▶ _EXERCISE MATERIAL_
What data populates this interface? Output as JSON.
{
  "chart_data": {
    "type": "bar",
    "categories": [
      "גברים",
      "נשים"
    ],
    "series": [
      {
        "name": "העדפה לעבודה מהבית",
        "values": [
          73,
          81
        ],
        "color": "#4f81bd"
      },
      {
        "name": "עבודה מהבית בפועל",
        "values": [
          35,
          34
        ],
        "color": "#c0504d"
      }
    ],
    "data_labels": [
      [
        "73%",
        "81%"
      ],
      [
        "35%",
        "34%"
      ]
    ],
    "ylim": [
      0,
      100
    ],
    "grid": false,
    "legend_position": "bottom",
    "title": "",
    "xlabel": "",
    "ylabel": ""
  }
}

* * *

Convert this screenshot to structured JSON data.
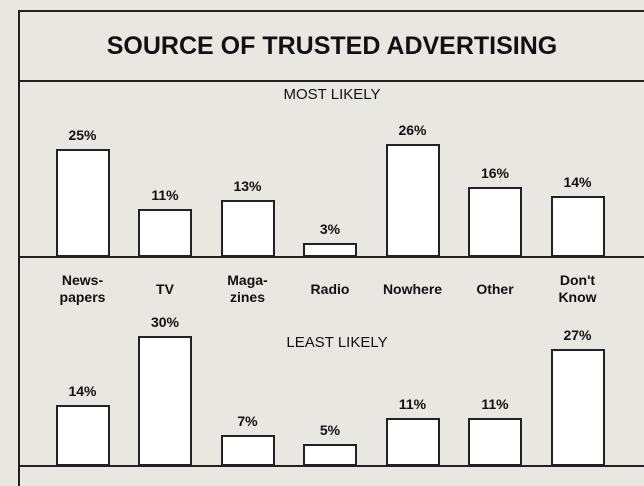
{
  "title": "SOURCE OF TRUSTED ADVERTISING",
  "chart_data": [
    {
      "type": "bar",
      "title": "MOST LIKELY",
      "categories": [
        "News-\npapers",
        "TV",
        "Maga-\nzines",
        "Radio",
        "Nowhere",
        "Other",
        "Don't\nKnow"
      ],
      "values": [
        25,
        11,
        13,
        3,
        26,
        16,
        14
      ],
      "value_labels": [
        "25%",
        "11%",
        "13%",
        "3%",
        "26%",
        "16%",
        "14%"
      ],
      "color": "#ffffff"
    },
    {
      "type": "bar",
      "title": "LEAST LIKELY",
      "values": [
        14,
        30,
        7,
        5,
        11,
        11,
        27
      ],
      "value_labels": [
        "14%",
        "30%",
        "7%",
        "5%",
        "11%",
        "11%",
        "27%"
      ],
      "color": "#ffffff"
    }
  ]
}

▶ _EXERCISE PROMPT_
Read through the entries and copy each line in which "title" appears.

▶ _RESULT_
    "title": "",
  "title": "SOURCE OF TRUSTED ADVERTISING",
      "title": "MOST LIKELY",
      "title": "LEAST LIKELY",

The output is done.